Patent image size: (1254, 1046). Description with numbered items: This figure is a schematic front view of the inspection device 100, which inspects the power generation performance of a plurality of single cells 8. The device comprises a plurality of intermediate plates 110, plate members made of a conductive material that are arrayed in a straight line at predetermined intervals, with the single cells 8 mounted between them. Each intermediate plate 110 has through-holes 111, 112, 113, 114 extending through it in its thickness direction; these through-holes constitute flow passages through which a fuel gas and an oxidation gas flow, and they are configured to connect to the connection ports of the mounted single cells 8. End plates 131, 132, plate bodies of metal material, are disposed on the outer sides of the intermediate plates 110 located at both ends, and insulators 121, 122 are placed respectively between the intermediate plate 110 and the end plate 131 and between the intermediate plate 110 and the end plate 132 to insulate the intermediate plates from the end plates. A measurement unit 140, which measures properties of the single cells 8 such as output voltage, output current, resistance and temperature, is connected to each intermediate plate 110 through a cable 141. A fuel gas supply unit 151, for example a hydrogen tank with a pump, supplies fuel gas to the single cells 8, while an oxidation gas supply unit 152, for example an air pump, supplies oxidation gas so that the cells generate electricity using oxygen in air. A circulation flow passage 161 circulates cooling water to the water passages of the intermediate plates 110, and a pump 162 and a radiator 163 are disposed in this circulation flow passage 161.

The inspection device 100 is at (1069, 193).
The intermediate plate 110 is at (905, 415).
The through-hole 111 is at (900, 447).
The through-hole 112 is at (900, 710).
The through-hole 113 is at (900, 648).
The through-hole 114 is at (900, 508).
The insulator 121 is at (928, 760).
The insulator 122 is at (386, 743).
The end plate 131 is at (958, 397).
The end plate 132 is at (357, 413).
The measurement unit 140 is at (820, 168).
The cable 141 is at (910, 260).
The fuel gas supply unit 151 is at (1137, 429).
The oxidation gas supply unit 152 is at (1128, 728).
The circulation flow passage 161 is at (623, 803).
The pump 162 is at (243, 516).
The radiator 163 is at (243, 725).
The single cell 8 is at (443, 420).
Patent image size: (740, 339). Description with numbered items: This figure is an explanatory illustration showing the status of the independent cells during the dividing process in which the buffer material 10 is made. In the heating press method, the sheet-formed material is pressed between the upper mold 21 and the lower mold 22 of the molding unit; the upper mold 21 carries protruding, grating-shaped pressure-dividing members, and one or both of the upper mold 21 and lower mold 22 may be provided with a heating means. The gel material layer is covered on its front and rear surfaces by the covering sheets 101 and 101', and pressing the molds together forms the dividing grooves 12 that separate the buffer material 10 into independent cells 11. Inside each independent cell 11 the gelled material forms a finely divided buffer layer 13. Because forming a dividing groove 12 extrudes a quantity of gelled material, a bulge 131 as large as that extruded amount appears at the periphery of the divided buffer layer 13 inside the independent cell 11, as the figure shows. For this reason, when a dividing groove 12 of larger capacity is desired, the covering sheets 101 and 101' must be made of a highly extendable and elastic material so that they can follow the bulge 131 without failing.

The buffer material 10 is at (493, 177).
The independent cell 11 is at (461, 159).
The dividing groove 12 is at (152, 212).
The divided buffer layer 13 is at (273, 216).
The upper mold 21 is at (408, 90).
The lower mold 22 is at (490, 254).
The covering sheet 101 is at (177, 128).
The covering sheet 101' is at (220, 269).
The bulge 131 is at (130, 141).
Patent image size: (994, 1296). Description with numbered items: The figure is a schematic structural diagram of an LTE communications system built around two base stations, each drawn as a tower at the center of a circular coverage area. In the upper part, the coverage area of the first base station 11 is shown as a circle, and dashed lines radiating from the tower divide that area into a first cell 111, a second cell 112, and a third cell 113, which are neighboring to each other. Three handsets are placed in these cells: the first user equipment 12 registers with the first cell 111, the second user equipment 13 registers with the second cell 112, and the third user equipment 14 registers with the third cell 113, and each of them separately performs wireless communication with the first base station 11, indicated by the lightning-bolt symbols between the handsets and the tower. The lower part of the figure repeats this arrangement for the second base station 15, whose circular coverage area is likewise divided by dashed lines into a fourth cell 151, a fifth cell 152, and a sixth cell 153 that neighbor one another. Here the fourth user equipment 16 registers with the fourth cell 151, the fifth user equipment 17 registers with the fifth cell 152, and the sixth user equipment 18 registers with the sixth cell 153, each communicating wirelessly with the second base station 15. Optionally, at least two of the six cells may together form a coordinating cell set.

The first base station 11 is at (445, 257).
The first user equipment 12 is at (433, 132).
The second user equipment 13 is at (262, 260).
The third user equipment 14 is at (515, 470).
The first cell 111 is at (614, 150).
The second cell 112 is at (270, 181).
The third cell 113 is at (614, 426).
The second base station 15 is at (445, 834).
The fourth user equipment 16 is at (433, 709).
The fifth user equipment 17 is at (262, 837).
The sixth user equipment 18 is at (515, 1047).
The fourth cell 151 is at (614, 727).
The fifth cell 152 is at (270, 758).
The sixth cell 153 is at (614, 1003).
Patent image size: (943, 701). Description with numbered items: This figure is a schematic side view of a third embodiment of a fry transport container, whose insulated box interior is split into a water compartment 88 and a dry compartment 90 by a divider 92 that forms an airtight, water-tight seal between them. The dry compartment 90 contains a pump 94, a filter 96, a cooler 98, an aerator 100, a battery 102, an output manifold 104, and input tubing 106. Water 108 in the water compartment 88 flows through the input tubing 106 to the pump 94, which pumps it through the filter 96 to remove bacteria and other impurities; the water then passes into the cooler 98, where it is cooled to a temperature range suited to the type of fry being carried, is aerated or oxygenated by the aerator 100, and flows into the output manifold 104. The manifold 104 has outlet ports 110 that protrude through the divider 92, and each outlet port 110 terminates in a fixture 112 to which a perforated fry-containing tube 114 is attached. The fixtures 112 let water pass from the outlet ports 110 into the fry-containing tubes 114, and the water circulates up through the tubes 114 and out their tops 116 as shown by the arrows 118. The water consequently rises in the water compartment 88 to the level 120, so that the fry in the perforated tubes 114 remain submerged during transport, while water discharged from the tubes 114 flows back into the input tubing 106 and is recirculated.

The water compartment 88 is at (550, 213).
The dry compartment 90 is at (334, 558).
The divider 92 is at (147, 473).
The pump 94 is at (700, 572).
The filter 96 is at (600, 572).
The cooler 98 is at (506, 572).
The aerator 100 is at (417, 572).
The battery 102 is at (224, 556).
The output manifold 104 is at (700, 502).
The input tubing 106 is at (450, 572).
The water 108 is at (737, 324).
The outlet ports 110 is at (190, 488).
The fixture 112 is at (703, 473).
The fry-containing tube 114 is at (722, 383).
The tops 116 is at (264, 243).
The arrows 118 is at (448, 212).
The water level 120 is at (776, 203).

== == ==

◆ Goal of the exercise: Please type the entries above out again exactly.

◆ Solution for this problem:
Patent image size: (1254, 1046). Description with numbered items: This figure is a schematic front view of the inspection device 100, which inspects the power generation performance of a plurality of single cells 8. The device comprises a plurality of intermediate plates 110, plate members made of a conductive material that are arrayed in a straight line at predetermined intervals, with the single cells 8 mounted between them. Each intermediate plate 110 has through-holes 111, 112, 113, 114 extending through it in its thickness direction; these through-holes constitute flow passages through which a fuel gas and an oxidation gas flow, and they are configured to connect to the connection ports of the mounted single cells 8. End plates 131, 132, plate bodies of metal material, are disposed on the outer sides of the intermediate plates 110 located at both ends, and insulators 121, 122 are placed respectively between the intermediate plate 110 and the end plate 131 and between the intermediate plate 110 and the end plate 132 to insulate the intermediate plates from the end plates. A measurement unit 140, which measures properties of the single cells 8 such as output voltage, output current, resistance and temperature, is connected to each intermediate plate 110 through a cable 141. A fuel gas supply unit 151, for example a hydrogen tank with a pump, supplies fuel gas to the single cells 8, while an oxidation gas supply unit 152, for example an air pump, supplies oxidation gas so that the cells generate electricity using oxygen in air. A circulation flow passage 161 circulates cooling water to the water passages of the intermediate plates 110, and a pump 162 and a radiator 163 are disposed in this circulation flow passage 161.

The inspection device 100 is at (1069, 193).
The intermediate plate 110 is at (905, 415).
The through-hole 111 is at (900, 447).
The through-hole 112 is at (900, 710).
The through-hole 113 is at (900, 648).
The through-hole 114 is at (900, 508).
The insulator 121 is at (928, 760).
The insulator 122 is at (386, 743).
The end plate 131 is at (958, 397).
The end plate 132 is at (357, 413).
The measurement unit 140 is at (820, 168).
The cable 141 is at (910, 260).
The fuel gas supply unit 151 is at (1137, 429).
The oxidation gas supply unit 152 is at (1128, 728).
The circulation flow passage 161 is at (623, 803).
The pump 162 is at (243, 516).
The radiator 163 is at (243, 725).
The single cell 8 is at (443, 420).
Patent image size: (740, 339). Description with numbered items: This figure is an explanatory illustration showing the status of the independent cells during the dividing process in which the buffer material 10 is made. In the heating press method, the sheet-formed material is pressed between the upper mold 21 and the lower mold 22 of the molding unit; the upper mold 21 carries protruding, grating-shaped pressure-dividing members, and one or both of the upper mold 21 and lower mold 22 may be provided with a heating means. The gel material layer is covered on its front and rear surfaces by the covering sheets 101 and 101', and pressing the molds together forms the dividing grooves 12 that separate the buffer material 10 into independent cells 11. Inside each independent cell 11 the gelled material forms a finely divided buffer layer 13. Because forming a dividing groove 12 extrudes a quantity of gelled material, a bulge 131 as large as that extruded amount appears at the periphery of the divided buffer layer 13 inside the independent cell 11, as the figure shows. For this reason, when a dividing groove 12 of larger capacity is desired, the covering sheets 101 and 101' must be made of a highly extendable and elastic material so that they can follow the bulge 131 without failing.

The buffer material 10 is at (493, 177).
The independent cell 11 is at (461, 159).
The dividing groove 12 is at (152, 212).
The divided buffer layer 13 is at (273, 216).
The upper mold 21 is at (408, 90).
The lower mold 22 is at (490, 254).
The covering sheet 101 is at (177, 128).
The covering sheet 101' is at (220, 269).
The bulge 131 is at (130, 141).
Patent image size: (994, 1296). Description with numbered items: The figure is a schematic structural diagram of an LTE communications system built around two base stations, each drawn as a tower at the center of a circular coverage area. In the upper part, the coverage area of the first base station 11 is shown as a circle, and dashed lines radiating from the tower divide that area into a first cell 111, a second cell 112, and a third cell 113, which are neighboring to each other. Three handsets are placed in these cells: the first user equipment 12 registers with the first cell 111, the second user equipment 13 registers with the second cell 112, and the third user equipment 14 registers with the third cell 113, and each of them separately performs wireless communication with the first base station 11, indicated by the lightning-bolt symbols between the handsets and the tower. The lower part of the figure repeats this arrangement for the second base station 15, whose circular coverage area is likewise divided by dashed lines into a fourth cell 151, a fifth cell 152, and a sixth cell 153 that neighbor one another. Here the fourth user equipment 16 registers with the fourth cell 151, the fifth user equipment 17 registers with the fifth cell 152, and the sixth user equipment 18 registers with the sixth cell 153, each communicating wirelessly with the second base station 15. Optionally, at least two of the six cells may together form a coordinating cell set.

The first base station 11 is at (445, 257).
The first user equipment 12 is at (433, 132).
The second user equipment 13 is at (262, 260).
The third user equipment 14 is at (515, 470).
The first cell 111 is at (614, 150).
The second cell 112 is at (270, 181).
The third cell 113 is at (614, 426).
The second base station 15 is at (445, 834).
The fourth user equipment 16 is at (433, 709).
The fifth user equipment 17 is at (262, 837).
The sixth user equipment 18 is at (515, 1047).
The fourth cell 151 is at (614, 727).
The fifth cell 152 is at (270, 758).
The sixth cell 153 is at (614, 1003).
Patent image size: (943, 701). Description with numbered items: This figure is a schematic side view of a third embodiment of a fry transport container, whose insulated box interior is split into a water compartment 88 and a dry compartment 90 by a divider 92 that forms an airtight, water-tight seal between them. The dry compartment 90 contains a pump 94, a filter 96, a cooler 98, an aerator 100, a battery 102, an output manifold 104, and input tubing 106. Water 108 in the water compartment 88 flows through the input tubing 106 to the pump 94, which pumps it through the filter 96 to remove bacteria and other impurities; the water then passes into the cooler 98, where it is cooled to a temperature range suited to the type of fry being carried, is aerated or oxygenated by the aerator 100, and flows into the output manifold 104. The manifold 104 has outlet ports 110 that protrude through the divider 92, and each outlet port 110 terminates in a fixture 112 to which a perforated fry-containing tube 114 is attached. The fixtures 112 let water pass from the outlet ports 110 into the fry-containing tubes 114, and the water circulates up through the tubes 114 and out their tops 116 as shown by the arrows 118. The water consequently rises in the water compartment 88 to the level 120, so that the fry in the perforated tubes 114 remain submerged during transport, while water discharged from the tubes 114 flows back into the input tubing 106 and is recirculated.

The water compartment 88 is at (550, 213).
The dry compartment 90 is at (334, 558).
The divider 92 is at (147, 473).
The pump 94 is at (700, 572).
The filter 96 is at (600, 572).
The cooler 98 is at (506, 572).
The aerator 100 is at (417, 572).
The battery 102 is at (224, 556).
The output manifold 104 is at (700, 502).
The input tubing 106 is at (450, 572).
The water 108 is at (737, 324).
The outlet ports 110 is at (190, 488).
The fixture 112 is at (703, 473).
The fry-containing tube 114 is at (722, 383).
The tops 116 is at (264, 243).
The arrows 118 is at (448, 212).
The water level 120 is at (776, 203).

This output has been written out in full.